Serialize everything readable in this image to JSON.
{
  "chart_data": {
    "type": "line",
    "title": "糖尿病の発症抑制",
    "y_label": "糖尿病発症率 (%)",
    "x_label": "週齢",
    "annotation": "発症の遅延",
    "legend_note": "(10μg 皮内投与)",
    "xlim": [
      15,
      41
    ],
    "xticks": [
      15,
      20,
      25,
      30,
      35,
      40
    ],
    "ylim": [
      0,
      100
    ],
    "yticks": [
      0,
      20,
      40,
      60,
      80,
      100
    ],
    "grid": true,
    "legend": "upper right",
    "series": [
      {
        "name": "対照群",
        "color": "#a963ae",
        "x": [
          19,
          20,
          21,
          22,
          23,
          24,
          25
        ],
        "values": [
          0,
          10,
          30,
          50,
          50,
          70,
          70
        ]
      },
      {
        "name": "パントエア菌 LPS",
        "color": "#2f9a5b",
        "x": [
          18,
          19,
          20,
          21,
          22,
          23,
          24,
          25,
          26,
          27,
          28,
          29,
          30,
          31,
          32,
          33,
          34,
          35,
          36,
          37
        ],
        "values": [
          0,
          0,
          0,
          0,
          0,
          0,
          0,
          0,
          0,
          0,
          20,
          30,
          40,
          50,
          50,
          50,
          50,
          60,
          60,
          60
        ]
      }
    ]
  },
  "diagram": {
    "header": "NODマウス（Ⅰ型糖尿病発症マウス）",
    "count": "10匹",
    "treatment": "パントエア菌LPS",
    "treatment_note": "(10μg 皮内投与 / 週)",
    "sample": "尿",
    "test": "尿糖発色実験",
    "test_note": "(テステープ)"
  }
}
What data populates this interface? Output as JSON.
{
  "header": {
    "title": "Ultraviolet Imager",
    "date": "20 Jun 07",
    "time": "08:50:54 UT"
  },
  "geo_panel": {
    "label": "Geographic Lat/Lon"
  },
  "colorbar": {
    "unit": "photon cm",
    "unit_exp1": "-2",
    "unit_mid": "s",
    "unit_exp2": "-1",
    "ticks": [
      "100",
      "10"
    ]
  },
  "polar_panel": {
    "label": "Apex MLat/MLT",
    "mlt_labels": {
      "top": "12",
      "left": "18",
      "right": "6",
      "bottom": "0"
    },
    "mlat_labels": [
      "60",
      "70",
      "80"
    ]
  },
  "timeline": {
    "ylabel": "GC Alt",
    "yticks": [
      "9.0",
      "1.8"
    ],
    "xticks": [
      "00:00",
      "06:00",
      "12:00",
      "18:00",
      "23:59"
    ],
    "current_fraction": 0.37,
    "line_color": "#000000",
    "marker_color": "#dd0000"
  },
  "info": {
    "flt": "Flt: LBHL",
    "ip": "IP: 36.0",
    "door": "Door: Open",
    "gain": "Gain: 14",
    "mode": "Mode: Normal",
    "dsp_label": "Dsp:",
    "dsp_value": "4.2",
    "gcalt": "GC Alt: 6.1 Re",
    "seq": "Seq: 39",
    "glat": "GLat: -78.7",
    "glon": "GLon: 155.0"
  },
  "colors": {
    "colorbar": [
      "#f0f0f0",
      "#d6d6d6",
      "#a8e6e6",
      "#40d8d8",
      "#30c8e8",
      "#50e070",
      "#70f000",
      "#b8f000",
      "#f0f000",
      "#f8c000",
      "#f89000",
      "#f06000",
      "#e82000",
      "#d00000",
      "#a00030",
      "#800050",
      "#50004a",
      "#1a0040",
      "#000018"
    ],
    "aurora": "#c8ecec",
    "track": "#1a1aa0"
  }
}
---+---
GIVEN EXERCISE
Quote all the records exactly, please, leaving none out.

WRITTEN REPLY
Serialize everything readable in this image to JSON.
{
  "chart_data": {
    "type": "line",
    "title": "糖尿病の発症抑制",
    "y_label": "糖尿病発症率 (%)",
    "x_label": "週齢",
    "annotation": "発症の遅延",
    "legend_note": "(10μg 皮内投与)",
    "xlim": [
      15,
      41
    ],
    "xticks": [
      15,
      20,
      25,
      30,
      35,
      40
    ],
    "ylim": [
      0,
      100
    ],
    "yticks": [
      0,
      20,
      40,
      60,
      80,
      100
    ],
    "grid": true,
    "legend": "upper right",
    "series": [
      {
        "name": "対照群",
        "color": "#a963ae",
        "x": [
          19,
          20,
          21,
          22,
          23,
          24,
          25
        ],
        "values": [
          0,
          10,
          30,
          50,
          50,
          70,
          70
        ]
      },
      {
        "name": "パントエア菌 LPS",
        "color": "#2f9a5b",
        "x": [
          18,
          19,
          20,
          21,
          22,
          23,
          24,
          25,
          26,
          27,
          28,
          29,
          30,
          31,
          32,
          33,
          34,
          35,
          36,
          37
        ],
        "values": [
          0,
          0,
          0,
          0,
          0,
          0,
          0,
          0,
          0,
          0,
          20,
          30,
          40,
          50,
          50,
          50,
          50,
          60,
          60,
          60
        ]
      }
    ]
  },
  "diagram": {
    "header": "NODマウス（Ⅰ型糖尿病発症マウス）",
    "count": "10匹",
    "treatment": "パントエア菌LPS",
    "treatment_note": "(10μg 皮内投与 / 週)",
    "sample": "尿",
    "test": "尿糖発色実験",
    "test_note": "(テステープ)"
  }
}
What data populates this interface? Output as JSON.
{
  "header": {
    "title": "Ultraviolet Imager",
    "date": "20 Jun 07",
    "time": "08:50:54 UT"
  },
  "geo_panel": {
    "label": "Geographic Lat/Lon"
  },
  "colorbar": {
    "unit": "photon cm",
    "unit_exp1": "-2",
    "unit_mid": "s",
    "unit_exp2": "-1",
    "ticks": [
      "100",
      "10"
    ]
  },
  "polar_panel": {
    "label": "Apex MLat/MLT",
    "mlt_labels": {
      "top": "12",
      "left": "18",
      "right": "6",
      "bottom": "0"
    },
    "mlat_labels": [
      "60",
      "70",
      "80"
    ]
  },
  "timeline": {
    "ylabel": "GC Alt",
    "yticks": [
      "9.0",
      "1.8"
    ],
    "xticks": [
      "00:00",
      "06:00",
      "12:00",
      "18:00",
      "23:59"
    ],
    "current_fraction": 0.37,
    "line_color": "#000000",
    "marker_color": "#dd0000"
  },
  "info": {
    "flt": "Flt: LBHL",
    "ip": "IP: 36.0",
    "door": "Door: Open",
    "gain": "Gain: 14",
    "mode": "Mode: Normal",
    "dsp_label": "Dsp:",
    "dsp_value": "4.2",
    "gcalt": "GC Alt: 6.1 Re",
    "seq": "Seq: 39",
    "glat": "GLat: -78.7",
    "glon": "GLon: 155.0"
  },
  "colors": {
    "colorbar": [
      "#f0f0f0",
      "#d6d6d6",
      "#a8e6e6",
      "#40d8d8",
      "#30c8e8",
      "#50e070",
      "#70f000",
      "#b8f000",
      "#f0f000",
      "#f8c000",
      "#f89000",
      "#f06000",
      "#e82000",
      "#d00000",
      "#a00030",
      "#800050",
      "#50004a",
      "#1a0040",
      "#000018"
    ],
    "aurora": "#c8ecec",
    "track": "#1a1aa0"
  }
}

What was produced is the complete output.